Exercícios propostos:
(A) Responda com base no texto sobre o sacrifício do cavalo no xadrez:
(i) De que expressão latina vem a palavra "sacrifício"?
(ii) O que o cavalo simboliza?
(iii) Como o texto descreve a torre?
(B) Troque "gaúcho" por "mineiro" ao reescrever o trecho do texto sobre o sacrifício do cavalo de "Lembremos que o" até "de total loucura.", inclusive.
(C) Escreva a continuação do texto sobre o sacrifício do cavalo no xadrez a partir do ponto em que ele termina.

Texto:
+-------+

Todo sacrifício está ligado à noção do sagrado. A palavra vem da expressão latina sacrum facere, isto é, “realizar uma ação sagrada”. E o jogador se preparou longamente para isso:
Depois de muitos anos de treinamento rigoroso, privações, milhares de partidas de grandes mestres estudadas e decoradas, intermináveis exercícios táticos e estratégicos, estava a um movimento de desencadear a possível variante que o levaria, através do sacrifício de seu último cavalo, à vitória e ao título.
A ascese foi dura e exigente. O estudo roubou suas melhores horas de sono. Mas enfim chegara o momento de fazer um ato sagrado, entregando ao adversário o “último cavalo”.
Lembremos que o autor é gaúcho. Não está sacrificando um animal qualquer, mas o seu último e mais querido companheiro de viagens. O cavalo simboliza a força, a coragem, a liberdade em busca de novas terras. Homem e cavalo vão compor um único ser. Sacrificar o último cavalo é sacrificar a si mesmo.
Todo sacrifício é também um ato de fé e esperança. Ao lançar o cavalo nas mãos cruéis do inimigo, quem o faz espera colher dessa derrota uma vitória inesquecível.
Sacrificar um cavalo não é a mesma coisa que sacrificar um peão, um bispo, uma torre ou mesmo a poderosa e orgulhosa rainha. O peão é um pobre coitado entre muitos outros da população anônima. O bispo já deveria estar disposto ao martírio, ou não poderíamos acreditar em suas intenções. A torre é pedra insensível. Sacrificar a rainha, a rigor, configura um gesto de total loucura.
O sacrifício do cavalo lembra os antigos ritos. Remete a crenças arraigadas. Leva-nos a tempos imemoriais.
Aprender significa escolher, e toda escolha é um sacrifício. Por isso a liberdade é sagrada. E por isso a educação implica reverência.
As frases torpes, os pensamentos perversos, as ações asquerosas odeiam qualquer coisa que lembre reverência, humildade intelectual, sabedoria. Cuidar de um livro, meditar, ouvir um mestre, tudo isso parece, aos olhos do indivíduo rancoroso, sinais de fraqueza.
Daí a importância de continuar lendo, meditando, refletindo, estudando. Ainda que a barbárie pareça vitoriosa com suas risadas insanas e gestos ridículos, o que é sagrado continuará sendo mais valioso.

+-------+

Dados disponíveis:
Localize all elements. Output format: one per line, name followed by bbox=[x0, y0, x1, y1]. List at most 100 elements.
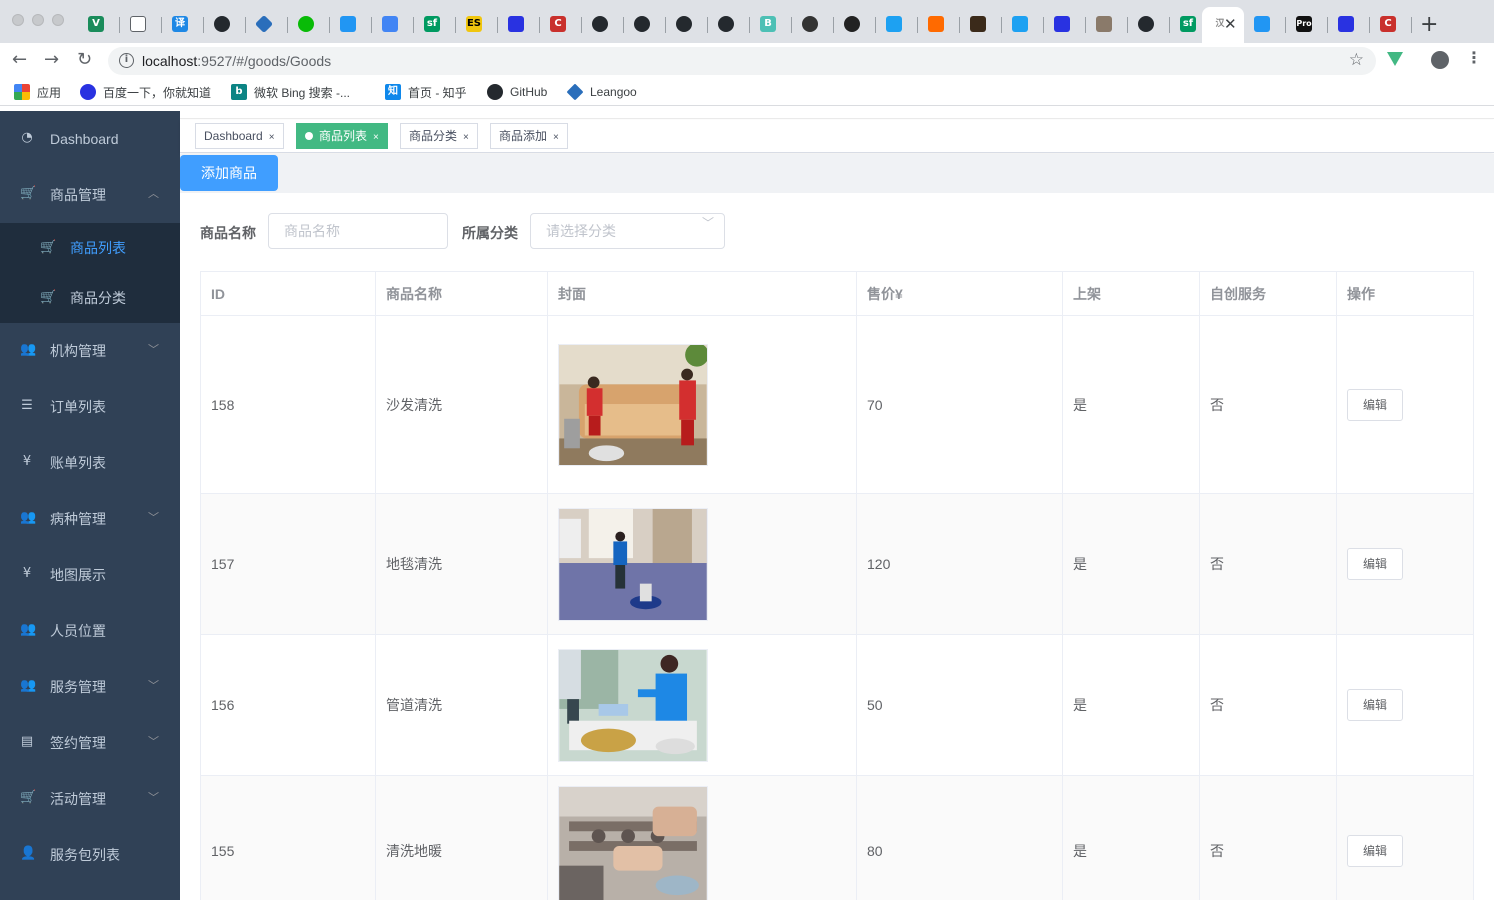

+-------+

Respostas:
(A)
(i) Da expressão *sacrum facere*, isto é, "realizar uma ação sagrada".
(ii) A força, a coragem e a liberdade em busca de novas terras.
(iii) Como pedra insensível.

(B)
Lembremos que o autor é mineiro. Não está sacrificando um animal qualquer, mas o seu último e mais querido companheiro de viagens. O cavalo simboliza a força, a coragem, a liberdade em busca de novas terras. Homem e cavalo vão compor um único ser. Sacrificar o último cavalo é sacrificar a si mesmo.
Todo sacrifício é também um ato de fé e esperança. Ao lançar o cavalo nas mãos cruéis do inimigo, quem o faz espera colher dessa derrota uma vitória inesquecível.
Sacrificar um cavalo não é a mesma coisa que sacrificar um peão, um bispo, uma torre ou mesmo a poderosa e orgulhosa rainha. O peão é um pobre coitado entre muitos outros da população anônima. O bispo já deveria estar disposto ao martírio, ou não poderíamos acreditar em suas intenções. A torre é pedra insensível. Sacrificar a rainha, a rigor, configura um gesto de total loucura.

(C)
O aprendizado é o que há de mais sagrado. O jogador de xadrez transformará o tabuleiro num altar. Seu último cavalo será queimado, consumido, reduzido a coisa alguma. E este nada abrirá o caminho para a vitória.
No entanto, sempre há um perigo à nossa espreita. O jogador está embevecido demais com seu próprio lance, entusiasmado com sua esperteza. Levanta a peça para sacrificá-la. E então vêm ao seu espírito várias dúvidas. E se o seu plano fosse descoberto? E se a sua mediocridade fosse denunciada? Quem poderia garantir o sucesso?
Levantou o cavalo, a mão úmida tremeu. “Sacrificar um cavalo”, pensou. “Um cavalo…” Manteve a peça no ar uma eternidade, indeciso ainda. O sacrifício de uma peça gera sobre o tabuleiro uma verdadeira tempestade, quebra toda a harmonia, instaura o caos. E ele amava a ordem, a lógica precisa e retilínea, o jogo posicional. Era imprescindível reavaliar a situação.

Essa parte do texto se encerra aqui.